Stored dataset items
=====
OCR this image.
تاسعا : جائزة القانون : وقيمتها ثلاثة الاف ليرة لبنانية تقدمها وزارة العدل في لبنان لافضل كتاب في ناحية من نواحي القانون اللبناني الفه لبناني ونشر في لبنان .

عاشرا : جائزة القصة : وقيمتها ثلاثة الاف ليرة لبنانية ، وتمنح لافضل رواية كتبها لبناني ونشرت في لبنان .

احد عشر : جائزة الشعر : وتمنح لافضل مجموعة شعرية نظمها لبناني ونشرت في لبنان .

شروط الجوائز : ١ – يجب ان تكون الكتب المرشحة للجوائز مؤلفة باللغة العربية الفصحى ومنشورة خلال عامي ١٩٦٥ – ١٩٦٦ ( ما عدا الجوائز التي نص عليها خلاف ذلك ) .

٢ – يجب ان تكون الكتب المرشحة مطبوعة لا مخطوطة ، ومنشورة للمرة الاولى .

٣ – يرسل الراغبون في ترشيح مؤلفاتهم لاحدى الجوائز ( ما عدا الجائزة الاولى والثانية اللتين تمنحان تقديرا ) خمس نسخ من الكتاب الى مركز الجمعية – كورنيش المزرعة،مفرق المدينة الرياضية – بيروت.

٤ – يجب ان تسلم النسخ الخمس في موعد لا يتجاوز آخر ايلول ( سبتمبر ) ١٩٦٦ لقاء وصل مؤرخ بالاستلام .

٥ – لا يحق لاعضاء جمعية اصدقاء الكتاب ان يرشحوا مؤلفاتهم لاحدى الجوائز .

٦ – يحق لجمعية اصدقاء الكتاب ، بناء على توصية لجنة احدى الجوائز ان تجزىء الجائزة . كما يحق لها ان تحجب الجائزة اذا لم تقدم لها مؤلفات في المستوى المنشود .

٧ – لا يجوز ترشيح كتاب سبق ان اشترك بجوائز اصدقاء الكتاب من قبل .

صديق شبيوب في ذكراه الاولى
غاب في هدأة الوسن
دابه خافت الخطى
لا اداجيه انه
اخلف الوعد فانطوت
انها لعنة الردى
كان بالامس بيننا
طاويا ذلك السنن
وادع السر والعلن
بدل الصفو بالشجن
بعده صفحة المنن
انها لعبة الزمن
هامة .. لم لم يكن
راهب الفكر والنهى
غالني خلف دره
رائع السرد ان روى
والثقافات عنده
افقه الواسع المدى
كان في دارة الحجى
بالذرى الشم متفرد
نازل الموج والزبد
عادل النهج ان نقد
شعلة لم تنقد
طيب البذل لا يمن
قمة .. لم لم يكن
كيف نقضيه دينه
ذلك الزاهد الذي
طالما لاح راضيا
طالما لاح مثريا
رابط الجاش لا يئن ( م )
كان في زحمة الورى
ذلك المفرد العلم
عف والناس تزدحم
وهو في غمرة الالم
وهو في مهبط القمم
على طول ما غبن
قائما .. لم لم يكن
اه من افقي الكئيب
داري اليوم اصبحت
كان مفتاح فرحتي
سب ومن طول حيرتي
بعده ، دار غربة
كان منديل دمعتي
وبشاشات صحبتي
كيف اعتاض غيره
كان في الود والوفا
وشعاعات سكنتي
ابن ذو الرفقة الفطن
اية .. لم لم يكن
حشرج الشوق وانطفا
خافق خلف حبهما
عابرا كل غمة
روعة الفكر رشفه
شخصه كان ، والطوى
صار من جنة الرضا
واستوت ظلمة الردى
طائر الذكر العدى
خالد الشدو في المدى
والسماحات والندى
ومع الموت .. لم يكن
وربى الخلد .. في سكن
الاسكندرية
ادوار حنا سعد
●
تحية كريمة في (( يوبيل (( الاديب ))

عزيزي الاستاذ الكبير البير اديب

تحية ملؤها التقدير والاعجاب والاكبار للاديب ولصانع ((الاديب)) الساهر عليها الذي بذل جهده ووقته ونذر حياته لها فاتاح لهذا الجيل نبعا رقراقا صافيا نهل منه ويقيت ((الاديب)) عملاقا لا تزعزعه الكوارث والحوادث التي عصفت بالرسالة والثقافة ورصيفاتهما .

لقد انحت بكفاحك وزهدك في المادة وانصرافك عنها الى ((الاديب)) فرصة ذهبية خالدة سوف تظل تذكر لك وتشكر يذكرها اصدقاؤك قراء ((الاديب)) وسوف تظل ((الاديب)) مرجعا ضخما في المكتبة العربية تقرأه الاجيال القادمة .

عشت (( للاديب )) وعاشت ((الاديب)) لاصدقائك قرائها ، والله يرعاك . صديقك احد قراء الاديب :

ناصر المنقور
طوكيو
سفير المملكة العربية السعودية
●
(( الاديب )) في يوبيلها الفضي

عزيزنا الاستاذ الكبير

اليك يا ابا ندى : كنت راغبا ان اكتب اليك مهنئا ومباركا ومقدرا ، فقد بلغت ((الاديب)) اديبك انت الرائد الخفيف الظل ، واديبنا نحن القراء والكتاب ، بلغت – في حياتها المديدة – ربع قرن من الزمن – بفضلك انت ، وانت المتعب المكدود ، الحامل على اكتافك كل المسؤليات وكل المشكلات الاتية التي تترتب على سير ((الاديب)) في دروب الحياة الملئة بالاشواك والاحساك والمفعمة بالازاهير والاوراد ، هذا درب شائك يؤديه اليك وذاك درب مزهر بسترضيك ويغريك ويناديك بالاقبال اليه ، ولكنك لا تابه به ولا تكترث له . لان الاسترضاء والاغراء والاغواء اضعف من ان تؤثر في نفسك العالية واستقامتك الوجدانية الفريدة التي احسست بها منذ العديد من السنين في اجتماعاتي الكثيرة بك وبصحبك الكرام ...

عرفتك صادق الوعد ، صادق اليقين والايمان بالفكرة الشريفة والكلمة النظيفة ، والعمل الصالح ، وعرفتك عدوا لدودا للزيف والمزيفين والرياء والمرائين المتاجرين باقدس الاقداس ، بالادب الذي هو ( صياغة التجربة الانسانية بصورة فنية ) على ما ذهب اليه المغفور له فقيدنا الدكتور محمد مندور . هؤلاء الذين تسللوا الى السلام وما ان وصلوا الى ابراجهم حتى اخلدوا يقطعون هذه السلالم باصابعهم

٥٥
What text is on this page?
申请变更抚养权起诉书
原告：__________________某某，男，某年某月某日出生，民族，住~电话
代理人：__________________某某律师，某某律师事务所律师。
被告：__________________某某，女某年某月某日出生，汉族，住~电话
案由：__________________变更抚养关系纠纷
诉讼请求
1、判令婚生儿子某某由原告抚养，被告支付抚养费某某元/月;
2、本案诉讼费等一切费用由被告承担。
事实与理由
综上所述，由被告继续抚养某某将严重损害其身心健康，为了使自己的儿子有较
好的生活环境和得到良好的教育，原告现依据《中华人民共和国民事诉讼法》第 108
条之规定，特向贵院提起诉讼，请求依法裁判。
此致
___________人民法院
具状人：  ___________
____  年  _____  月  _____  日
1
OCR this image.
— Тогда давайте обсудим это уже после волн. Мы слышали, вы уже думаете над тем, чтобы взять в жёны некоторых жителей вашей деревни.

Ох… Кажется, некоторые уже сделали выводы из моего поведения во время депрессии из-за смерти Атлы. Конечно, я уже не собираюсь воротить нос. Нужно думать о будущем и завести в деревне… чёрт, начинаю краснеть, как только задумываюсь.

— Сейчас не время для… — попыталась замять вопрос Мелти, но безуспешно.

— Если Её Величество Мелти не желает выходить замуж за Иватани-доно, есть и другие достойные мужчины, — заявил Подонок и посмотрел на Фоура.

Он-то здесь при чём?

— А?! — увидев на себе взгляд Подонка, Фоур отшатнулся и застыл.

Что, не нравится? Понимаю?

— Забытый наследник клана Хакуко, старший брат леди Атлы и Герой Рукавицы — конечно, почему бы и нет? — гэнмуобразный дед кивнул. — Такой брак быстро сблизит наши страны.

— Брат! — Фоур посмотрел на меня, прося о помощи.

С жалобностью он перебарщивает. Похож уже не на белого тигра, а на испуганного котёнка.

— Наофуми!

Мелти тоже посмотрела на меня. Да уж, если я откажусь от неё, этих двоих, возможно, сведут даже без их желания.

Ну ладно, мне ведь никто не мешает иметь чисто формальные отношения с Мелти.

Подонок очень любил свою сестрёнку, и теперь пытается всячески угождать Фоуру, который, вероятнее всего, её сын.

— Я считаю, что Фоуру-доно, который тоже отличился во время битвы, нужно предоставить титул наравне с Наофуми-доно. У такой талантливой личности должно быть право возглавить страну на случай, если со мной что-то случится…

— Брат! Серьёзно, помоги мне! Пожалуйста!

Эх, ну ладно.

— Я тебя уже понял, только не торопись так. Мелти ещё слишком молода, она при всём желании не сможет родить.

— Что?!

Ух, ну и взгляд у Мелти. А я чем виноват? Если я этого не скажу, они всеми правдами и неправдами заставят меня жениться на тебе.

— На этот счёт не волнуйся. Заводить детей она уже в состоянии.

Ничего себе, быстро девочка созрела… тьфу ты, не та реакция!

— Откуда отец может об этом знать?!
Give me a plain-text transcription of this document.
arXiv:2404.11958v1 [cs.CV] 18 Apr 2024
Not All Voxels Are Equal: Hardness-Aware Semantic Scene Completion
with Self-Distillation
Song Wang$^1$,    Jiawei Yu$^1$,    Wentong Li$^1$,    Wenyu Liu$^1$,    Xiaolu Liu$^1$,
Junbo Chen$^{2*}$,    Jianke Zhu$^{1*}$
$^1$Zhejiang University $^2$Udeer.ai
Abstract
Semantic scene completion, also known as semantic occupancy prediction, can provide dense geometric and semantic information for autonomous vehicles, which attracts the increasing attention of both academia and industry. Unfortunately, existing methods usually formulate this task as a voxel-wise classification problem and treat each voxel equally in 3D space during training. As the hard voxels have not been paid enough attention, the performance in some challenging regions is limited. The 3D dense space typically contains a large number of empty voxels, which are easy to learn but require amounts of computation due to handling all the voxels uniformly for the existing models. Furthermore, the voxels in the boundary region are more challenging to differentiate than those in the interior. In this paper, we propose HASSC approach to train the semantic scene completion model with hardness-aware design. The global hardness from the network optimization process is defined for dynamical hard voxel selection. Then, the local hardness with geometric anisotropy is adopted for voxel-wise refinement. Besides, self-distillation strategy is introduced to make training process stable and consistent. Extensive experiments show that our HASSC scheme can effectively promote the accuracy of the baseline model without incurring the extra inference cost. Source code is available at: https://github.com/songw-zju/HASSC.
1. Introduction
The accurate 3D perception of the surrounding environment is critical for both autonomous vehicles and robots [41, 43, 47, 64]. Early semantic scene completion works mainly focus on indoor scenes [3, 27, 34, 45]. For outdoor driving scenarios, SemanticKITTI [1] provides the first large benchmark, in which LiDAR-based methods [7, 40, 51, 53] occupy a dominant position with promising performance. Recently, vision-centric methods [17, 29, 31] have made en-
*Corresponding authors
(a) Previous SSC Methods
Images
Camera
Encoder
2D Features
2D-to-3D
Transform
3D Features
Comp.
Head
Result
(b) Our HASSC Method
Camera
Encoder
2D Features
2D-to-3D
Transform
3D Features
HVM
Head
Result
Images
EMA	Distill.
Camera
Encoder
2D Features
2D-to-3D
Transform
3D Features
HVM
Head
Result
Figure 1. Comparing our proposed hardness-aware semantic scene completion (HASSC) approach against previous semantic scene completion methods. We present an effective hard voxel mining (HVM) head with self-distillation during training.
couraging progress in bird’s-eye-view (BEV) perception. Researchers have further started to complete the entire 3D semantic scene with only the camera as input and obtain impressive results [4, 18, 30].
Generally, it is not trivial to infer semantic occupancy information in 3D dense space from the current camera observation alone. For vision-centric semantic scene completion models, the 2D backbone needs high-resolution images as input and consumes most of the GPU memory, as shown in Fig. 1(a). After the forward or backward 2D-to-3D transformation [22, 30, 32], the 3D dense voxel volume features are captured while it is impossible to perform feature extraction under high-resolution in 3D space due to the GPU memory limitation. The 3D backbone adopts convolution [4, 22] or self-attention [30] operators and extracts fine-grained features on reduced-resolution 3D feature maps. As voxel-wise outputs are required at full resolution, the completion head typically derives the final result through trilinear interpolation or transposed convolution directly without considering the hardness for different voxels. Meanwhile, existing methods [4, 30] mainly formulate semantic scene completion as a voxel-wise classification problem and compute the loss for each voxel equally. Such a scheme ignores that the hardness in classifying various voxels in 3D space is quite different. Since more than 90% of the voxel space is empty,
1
=====
Note each line of the entries that has "меня" in it, and copy those lines.

— Брат! — Фоур посмотрел на меня, прося о помощи.
Мелти тоже посмотрела на меня. Да уж, если я откажусь от неё, этих двоих, возможно, сведут даже без их желания.
Ух, ну и взгляд у Мелти. А я чем виноват? Если я этого не скажу, они всеми правдами и неправдами заставят меня жениться на тебе.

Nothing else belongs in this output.